» **Task details**:
In the post below about InfoPath automation, what class does the writer use to impersonate under a thread-pool worker thread?

» **Excerpted passage**:

Wednesday, December 28, 2005 2:44 PM
As i toiled over this, I was sure there was some problem with the InfoPath Automation I was doing:
infoPathApplication =
new ApplicationClass();
oXDocumentCollection = infoPathApplication.XDocuments;
oXDocument = oXDocumentCollection.NewFromSolution(psrTemplateUrl);
The symptom: InfoPath just hangs right on this line. Now, to put some context around it...
I found a nifty way to save our accountants tons of hours through the year by prefilling parts of the form. The accountants select a lookup key from a dropdown, and the associated rules run some directives that do some stuff. Anyway, I could automate all that for all accountants just by pluggin in the value right into the Xml Document Object Model used by InfoPath (more on that later). This process is invoked from a web service call, hence it runs in the ASP.NET context. Additionally, to mock a Request-only message pattern (because this takes about an hour to run), I split off a worker thread so the main thread could return immediately.
The problem manifested when I deployed this solution to the dev server. First I got some security errors...Oh, I need to impersonate, so I do so in Web.config. Then, some more hanging. Oh! I need to login as my impersonated account and clear some of the IE warning dialogs. OK so far. This is when I split off a thread from the threadpool using the BeginInvoke pattern of the Delegate class. Again, more security errors occurred. After a quick Google search, I see that worker threads are now harnessed under the WindowsIdentity that harnessed them. So, one can use the WindowsImpersonationContext class to solve this (anywhere in code running under the ThreadPool thread):
WindowsIdentity winId = WindowsIdentity.GetCurrent();
WindowsImpersonationContext impersonationContext = winId.Impersonate();
Impersonation occurs until you undo it with:
impersonationContext.Undo();
At this point, more hair pulling because InfoPath continued to hang at the NewFromSolution() call. Finally, I thought to assign the thread the same principle as the WindowsPrincipal (which seemed to show up as the authenticated caller, not the impersonation context) - And voila, we're cooking with grease!

» **Given data**:
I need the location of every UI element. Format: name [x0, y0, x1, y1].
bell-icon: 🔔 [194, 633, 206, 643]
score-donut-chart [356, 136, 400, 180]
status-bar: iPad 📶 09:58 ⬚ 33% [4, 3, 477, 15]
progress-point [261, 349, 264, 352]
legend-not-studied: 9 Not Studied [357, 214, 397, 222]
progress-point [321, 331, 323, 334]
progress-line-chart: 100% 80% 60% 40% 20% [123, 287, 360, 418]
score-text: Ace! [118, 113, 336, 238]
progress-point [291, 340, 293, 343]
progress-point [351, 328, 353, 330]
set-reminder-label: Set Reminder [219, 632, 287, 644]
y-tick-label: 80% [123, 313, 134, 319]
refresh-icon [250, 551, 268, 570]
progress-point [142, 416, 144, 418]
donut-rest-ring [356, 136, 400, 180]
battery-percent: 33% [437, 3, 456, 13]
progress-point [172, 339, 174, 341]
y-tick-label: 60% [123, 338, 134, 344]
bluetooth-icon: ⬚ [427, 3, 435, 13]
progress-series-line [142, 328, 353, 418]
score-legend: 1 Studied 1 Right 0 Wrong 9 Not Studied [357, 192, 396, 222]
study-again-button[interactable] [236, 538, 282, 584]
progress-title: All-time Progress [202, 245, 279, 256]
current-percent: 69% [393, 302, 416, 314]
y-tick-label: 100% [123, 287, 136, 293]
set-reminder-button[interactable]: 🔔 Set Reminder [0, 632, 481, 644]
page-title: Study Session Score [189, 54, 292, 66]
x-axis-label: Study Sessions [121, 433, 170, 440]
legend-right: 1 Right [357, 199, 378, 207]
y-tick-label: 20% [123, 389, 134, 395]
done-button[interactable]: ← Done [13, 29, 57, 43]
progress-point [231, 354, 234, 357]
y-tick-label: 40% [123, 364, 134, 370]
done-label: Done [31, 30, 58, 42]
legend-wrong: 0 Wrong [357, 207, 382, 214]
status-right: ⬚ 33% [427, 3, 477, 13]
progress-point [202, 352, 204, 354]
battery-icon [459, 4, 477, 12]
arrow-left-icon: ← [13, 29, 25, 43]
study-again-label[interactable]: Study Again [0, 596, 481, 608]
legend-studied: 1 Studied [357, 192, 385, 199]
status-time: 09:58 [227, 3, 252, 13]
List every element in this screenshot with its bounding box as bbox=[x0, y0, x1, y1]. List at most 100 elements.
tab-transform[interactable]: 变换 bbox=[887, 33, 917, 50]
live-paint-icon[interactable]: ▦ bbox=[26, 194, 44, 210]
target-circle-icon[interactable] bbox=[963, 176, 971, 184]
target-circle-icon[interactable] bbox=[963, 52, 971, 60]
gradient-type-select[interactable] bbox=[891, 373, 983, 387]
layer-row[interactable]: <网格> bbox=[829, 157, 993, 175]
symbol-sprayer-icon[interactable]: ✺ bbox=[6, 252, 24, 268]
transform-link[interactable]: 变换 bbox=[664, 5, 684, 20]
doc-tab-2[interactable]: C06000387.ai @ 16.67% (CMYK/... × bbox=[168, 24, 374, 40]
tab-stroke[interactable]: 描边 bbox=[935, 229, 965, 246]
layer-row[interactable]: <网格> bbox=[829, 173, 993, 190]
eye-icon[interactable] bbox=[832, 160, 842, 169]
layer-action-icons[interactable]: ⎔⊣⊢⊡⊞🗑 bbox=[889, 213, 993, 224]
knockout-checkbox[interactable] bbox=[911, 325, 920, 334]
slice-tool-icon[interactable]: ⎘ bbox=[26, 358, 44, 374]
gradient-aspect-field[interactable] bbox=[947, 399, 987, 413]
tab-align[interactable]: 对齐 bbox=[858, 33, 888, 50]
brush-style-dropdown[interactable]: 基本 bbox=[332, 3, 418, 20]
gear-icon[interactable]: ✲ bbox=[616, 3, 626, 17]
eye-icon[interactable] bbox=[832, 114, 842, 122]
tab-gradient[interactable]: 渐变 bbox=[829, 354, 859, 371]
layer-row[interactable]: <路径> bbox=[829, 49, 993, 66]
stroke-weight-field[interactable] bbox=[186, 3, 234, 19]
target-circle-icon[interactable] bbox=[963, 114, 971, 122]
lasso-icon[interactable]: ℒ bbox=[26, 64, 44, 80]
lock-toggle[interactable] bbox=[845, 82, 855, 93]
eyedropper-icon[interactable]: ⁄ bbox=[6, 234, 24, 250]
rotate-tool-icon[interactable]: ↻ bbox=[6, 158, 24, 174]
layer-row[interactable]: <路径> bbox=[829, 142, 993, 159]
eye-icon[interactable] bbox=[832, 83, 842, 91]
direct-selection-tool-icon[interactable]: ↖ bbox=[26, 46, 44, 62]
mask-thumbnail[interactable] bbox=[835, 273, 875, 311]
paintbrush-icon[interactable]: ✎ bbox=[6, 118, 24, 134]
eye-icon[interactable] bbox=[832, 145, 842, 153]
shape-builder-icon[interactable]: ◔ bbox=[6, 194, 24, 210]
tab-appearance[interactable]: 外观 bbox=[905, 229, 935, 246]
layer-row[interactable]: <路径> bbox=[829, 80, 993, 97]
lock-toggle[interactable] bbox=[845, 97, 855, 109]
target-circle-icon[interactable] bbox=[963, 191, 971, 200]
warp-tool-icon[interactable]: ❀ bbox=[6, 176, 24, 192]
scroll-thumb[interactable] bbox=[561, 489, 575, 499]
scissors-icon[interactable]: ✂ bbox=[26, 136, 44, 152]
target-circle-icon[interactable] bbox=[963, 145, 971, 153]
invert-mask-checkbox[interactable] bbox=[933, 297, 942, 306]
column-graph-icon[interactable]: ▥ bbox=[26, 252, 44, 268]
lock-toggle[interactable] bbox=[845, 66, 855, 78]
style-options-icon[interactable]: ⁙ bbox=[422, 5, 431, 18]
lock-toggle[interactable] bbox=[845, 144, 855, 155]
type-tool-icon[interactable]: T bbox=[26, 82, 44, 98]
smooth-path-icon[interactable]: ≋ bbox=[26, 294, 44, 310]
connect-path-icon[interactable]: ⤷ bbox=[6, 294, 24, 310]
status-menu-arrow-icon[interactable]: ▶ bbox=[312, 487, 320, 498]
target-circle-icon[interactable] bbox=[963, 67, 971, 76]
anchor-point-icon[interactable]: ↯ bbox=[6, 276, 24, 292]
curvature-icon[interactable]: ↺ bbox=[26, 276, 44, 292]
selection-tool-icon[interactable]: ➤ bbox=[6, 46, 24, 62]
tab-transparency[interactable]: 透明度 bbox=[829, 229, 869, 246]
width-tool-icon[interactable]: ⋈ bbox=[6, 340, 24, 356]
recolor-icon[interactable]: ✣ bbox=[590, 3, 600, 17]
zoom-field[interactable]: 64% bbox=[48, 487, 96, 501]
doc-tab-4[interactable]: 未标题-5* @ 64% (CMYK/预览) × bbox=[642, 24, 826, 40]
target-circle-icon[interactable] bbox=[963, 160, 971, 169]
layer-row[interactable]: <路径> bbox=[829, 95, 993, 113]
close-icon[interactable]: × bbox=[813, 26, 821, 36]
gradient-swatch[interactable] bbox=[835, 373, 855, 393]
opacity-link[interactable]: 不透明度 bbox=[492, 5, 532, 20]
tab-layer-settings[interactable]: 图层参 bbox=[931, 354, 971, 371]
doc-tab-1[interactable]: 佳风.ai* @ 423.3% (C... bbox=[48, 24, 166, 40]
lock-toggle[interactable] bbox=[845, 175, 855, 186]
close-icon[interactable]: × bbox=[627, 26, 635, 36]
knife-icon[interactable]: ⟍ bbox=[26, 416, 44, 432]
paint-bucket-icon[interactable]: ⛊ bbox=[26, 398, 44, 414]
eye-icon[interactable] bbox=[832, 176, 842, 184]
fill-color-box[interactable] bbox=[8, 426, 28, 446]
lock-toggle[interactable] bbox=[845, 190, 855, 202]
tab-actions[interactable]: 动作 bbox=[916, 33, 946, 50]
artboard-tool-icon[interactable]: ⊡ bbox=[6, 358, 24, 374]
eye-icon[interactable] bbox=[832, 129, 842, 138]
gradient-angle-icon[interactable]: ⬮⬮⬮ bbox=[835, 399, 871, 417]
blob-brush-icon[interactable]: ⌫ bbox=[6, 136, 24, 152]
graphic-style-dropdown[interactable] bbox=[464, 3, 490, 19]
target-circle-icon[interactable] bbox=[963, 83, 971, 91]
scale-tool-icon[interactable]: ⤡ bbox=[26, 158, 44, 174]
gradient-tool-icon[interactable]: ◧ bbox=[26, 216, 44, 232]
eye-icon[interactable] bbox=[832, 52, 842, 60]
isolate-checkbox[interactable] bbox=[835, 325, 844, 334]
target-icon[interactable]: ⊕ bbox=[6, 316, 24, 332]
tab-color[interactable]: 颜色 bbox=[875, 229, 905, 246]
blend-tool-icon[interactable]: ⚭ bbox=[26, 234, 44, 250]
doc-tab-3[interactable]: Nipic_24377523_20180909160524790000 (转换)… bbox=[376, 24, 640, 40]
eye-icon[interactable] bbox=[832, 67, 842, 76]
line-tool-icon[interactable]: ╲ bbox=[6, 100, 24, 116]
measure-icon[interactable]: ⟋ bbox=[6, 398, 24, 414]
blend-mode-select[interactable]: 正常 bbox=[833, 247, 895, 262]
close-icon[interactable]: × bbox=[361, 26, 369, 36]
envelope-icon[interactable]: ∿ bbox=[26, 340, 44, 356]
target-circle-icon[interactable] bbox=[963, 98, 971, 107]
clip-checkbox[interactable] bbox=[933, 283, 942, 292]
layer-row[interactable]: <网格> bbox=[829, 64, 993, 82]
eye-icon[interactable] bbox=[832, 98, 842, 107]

» **Exercise result**:
The WindowsImpersonationContext class.